[Opening GIVEN DATA section]
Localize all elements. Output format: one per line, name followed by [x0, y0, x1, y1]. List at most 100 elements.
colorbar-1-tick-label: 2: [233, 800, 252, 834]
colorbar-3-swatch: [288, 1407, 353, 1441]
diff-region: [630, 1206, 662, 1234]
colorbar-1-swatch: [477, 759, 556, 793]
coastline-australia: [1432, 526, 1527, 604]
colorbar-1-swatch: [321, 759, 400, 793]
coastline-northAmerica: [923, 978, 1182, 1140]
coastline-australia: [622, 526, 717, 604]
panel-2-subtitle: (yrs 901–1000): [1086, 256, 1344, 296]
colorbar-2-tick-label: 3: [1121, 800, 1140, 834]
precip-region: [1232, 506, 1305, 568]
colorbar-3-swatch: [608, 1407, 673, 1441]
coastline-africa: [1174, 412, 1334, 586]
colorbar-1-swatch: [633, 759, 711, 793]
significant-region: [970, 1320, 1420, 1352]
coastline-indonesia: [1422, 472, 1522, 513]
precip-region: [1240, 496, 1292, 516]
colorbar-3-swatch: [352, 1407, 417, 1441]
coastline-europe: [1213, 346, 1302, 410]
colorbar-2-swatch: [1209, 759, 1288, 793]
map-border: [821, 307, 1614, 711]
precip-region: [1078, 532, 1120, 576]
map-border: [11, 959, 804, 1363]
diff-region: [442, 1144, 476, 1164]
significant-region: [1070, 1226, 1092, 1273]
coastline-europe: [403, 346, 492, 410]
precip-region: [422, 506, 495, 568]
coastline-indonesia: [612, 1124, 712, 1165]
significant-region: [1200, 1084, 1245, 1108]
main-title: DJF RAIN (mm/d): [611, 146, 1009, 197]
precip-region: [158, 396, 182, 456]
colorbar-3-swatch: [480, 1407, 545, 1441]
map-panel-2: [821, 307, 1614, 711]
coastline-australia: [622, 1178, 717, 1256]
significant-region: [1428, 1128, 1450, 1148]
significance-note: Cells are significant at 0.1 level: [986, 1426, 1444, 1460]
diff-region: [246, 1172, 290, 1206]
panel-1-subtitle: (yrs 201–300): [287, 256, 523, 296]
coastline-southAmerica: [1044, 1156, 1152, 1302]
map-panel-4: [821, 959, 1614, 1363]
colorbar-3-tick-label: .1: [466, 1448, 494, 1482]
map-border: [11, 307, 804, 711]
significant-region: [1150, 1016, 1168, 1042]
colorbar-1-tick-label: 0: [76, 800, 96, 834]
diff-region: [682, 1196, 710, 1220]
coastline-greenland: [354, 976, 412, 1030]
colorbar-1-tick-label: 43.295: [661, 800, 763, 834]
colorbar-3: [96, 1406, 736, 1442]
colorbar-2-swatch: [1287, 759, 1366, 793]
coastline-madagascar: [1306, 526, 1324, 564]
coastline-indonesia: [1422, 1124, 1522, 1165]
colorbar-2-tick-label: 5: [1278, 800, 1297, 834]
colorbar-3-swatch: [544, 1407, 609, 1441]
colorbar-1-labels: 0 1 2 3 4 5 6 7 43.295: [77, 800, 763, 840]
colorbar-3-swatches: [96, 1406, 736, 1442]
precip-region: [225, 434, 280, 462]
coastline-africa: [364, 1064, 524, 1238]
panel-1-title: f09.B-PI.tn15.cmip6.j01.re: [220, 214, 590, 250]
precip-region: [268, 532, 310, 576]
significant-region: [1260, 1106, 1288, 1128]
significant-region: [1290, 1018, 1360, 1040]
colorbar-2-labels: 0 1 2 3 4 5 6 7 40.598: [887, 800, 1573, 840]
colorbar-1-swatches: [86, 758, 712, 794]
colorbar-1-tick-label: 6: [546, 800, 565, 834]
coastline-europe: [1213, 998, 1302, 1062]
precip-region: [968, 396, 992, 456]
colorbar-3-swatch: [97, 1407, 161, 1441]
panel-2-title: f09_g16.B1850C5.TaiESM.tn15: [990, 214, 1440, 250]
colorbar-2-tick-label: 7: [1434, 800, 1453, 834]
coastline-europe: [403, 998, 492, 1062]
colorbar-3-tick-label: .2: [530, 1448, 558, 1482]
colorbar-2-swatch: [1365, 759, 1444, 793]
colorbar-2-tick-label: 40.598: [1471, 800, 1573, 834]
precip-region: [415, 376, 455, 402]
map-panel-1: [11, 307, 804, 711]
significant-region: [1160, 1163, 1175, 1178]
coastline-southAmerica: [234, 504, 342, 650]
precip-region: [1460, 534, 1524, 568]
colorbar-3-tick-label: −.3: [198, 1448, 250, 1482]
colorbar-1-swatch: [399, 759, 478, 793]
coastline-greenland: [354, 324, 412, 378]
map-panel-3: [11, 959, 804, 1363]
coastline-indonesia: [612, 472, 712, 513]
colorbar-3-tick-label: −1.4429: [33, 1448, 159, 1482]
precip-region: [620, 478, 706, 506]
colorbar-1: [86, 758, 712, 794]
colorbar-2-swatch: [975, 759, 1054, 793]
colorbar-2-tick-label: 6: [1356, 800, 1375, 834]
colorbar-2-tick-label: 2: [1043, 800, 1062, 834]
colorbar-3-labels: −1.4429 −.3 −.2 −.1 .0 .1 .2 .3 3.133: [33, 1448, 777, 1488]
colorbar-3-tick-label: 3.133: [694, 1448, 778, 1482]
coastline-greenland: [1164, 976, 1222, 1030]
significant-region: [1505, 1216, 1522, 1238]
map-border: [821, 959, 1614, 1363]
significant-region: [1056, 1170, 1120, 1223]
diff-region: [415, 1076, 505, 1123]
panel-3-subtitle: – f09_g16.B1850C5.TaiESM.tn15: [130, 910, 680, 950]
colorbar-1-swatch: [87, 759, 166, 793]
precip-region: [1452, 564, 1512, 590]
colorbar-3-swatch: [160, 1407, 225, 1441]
[Closing GIVEN DATA section]
▶ WHAT THIS TASK INVOLVES: The data should be transcribed exactly, line for line.

▶ EXERCISE RESULT:
Localize all elements. Output format: one per line, name followed by [x0, y0, x1, y1]. List at most 100 elements.
colorbar-1-tick-label: 2: [233, 800, 252, 834]
colorbar-3-swatch: [288, 1407, 353, 1441]
diff-region: [630, 1206, 662, 1234]
colorbar-1-swatch: [477, 759, 556, 793]
coastline-australia: [1432, 526, 1527, 604]
colorbar-1-swatch: [321, 759, 400, 793]
coastline-northAmerica: [923, 978, 1182, 1140]
coastline-australia: [622, 526, 717, 604]
panel-2-subtitle: (yrs 901–1000): [1086, 256, 1344, 296]
colorbar-2-tick-label: 3: [1121, 800, 1140, 834]
precip-region: [1232, 506, 1305, 568]
colorbar-3-swatch: [608, 1407, 673, 1441]
coastline-africa: [1174, 412, 1334, 586]
colorbar-1-swatch: [633, 759, 711, 793]
significant-region: [970, 1320, 1420, 1352]
coastline-indonesia: [1422, 472, 1522, 513]
precip-region: [1240, 496, 1292, 516]
colorbar-3-swatch: [352, 1407, 417, 1441]
coastline-europe: [1213, 346, 1302, 410]
colorbar-2-swatch: [1209, 759, 1288, 793]
map-border: [821, 307, 1614, 711]
precip-region: [1078, 532, 1120, 576]
map-border: [11, 959, 804, 1363]
diff-region: [442, 1144, 476, 1164]
significant-region: [1070, 1226, 1092, 1273]
coastline-europe: [403, 346, 492, 410]
precip-region: [422, 506, 495, 568]
coastline-indonesia: [612, 1124, 712, 1165]
significant-region: [1200, 1084, 1245, 1108]
main-title: DJF RAIN (mm/d): [611, 146, 1009, 197]
precip-region: [158, 396, 182, 456]
colorbar-3-swatch: [480, 1407, 545, 1441]
map-panel-2: [821, 307, 1614, 711]
coastline-australia: [622, 1178, 717, 1256]
significant-region: [1428, 1128, 1450, 1148]
significance-note: Cells are significant at 0.1 level: [986, 1426, 1444, 1460]
diff-region: [246, 1172, 290, 1206]
panel-1-subtitle: (yrs 201–300): [287, 256, 523, 296]
coastline-southAmerica: [1044, 1156, 1152, 1302]
map-panel-4: [821, 959, 1614, 1363]
colorbar-3-tick-label: .1: [466, 1448, 494, 1482]
map-border: [11, 307, 804, 711]
significant-region: [1150, 1016, 1168, 1042]
colorbar-1-tick-label: 0: [76, 800, 96, 834]
diff-region: [682, 1196, 710, 1220]
coastline-greenland: [354, 976, 412, 1030]
colorbar-1-tick-label: 43.295: [661, 800, 763, 834]
colorbar-3: [96, 1406, 736, 1442]
colorbar-2-swatch: [1287, 759, 1366, 793]
coastline-madagascar: [1306, 526, 1324, 564]
coastline-indonesia: [1422, 1124, 1522, 1165]
colorbar-2-tick-label: 5: [1278, 800, 1297, 834]
colorbar-3-swatch: [544, 1407, 609, 1441]
colorbar-1-labels: 0 1 2 3 4 5 6 7 43.295: [77, 800, 763, 840]
colorbar-3-swatches: [96, 1406, 736, 1442]
precip-region: [225, 434, 280, 462]
coastline-africa: [364, 1064, 524, 1238]
panel-1-title: f09.B-PI.tn15.cmip6.j01.re: [220, 214, 590, 250]
precip-region: [268, 532, 310, 576]
significant-region: [1260, 1106, 1288, 1128]
significant-region: [1290, 1018, 1360, 1040]
colorbar-2-labels: 0 1 2 3 4 5 6 7 40.598: [887, 800, 1573, 840]
colorbar-1-swatches: [86, 758, 712, 794]
colorbar-1-tick-label: 6: [546, 800, 565, 834]
coastline-europe: [1213, 998, 1302, 1062]
precip-region: [968, 396, 992, 456]
colorbar-3-swatch: [97, 1407, 161, 1441]
panel-2-title: f09_g16.B1850C5.TaiESM.tn15: [990, 214, 1440, 250]
colorbar-2-tick-label: 7: [1434, 800, 1453, 834]
coastline-europe: [403, 998, 492, 1062]
colorbar-3-tick-label: .2: [530, 1448, 558, 1482]
colorbar-2-swatch: [1365, 759, 1444, 793]
colorbar-2-tick-label: 40.598: [1471, 800, 1573, 834]
precip-region: [415, 376, 455, 402]
map-panel-1: [11, 307, 804, 711]
significant-region: [1160, 1163, 1175, 1178]
coastline-southAmerica: [234, 504, 342, 650]
precip-region: [1460, 534, 1524, 568]
colorbar-3-tick-label: −.3: [198, 1448, 250, 1482]
colorbar-1-swatch: [399, 759, 478, 793]
coastline-greenland: [354, 324, 412, 378]
map-panel-3: [11, 959, 804, 1363]
coastline-indonesia: [612, 472, 712, 513]
colorbar-3-tick-label: −1.4429: [33, 1448, 159, 1482]
precip-region: [620, 478, 706, 506]
colorbar-1: [86, 758, 712, 794]
colorbar-2-swatch: [975, 759, 1054, 793]
colorbar-2-tick-label: 6: [1356, 800, 1375, 834]
colorbar-2-tick-label: 2: [1043, 800, 1062, 834]
colorbar-3-labels: −1.4429 −.3 −.2 −.1 .0 .1 .2 .3 3.133: [33, 1448, 777, 1488]
colorbar-3-tick-label: 3.133: [694, 1448, 778, 1482]
coastline-greenland: [1164, 976, 1222, 1030]
significant-region: [1505, 1216, 1522, 1238]
map-border: [821, 959, 1614, 1363]
significant-region: [1056, 1170, 1120, 1223]
diff-region: [415, 1076, 505, 1123]
panel-3-subtitle: – f09_g16.B1850C5.TaiESM.tn15: [130, 910, 680, 950]
colorbar-1-swatch: [87, 759, 166, 793]
precip-region: [1452, 564, 1512, 590]
colorbar-3-swatch: [160, 1407, 225, 1441]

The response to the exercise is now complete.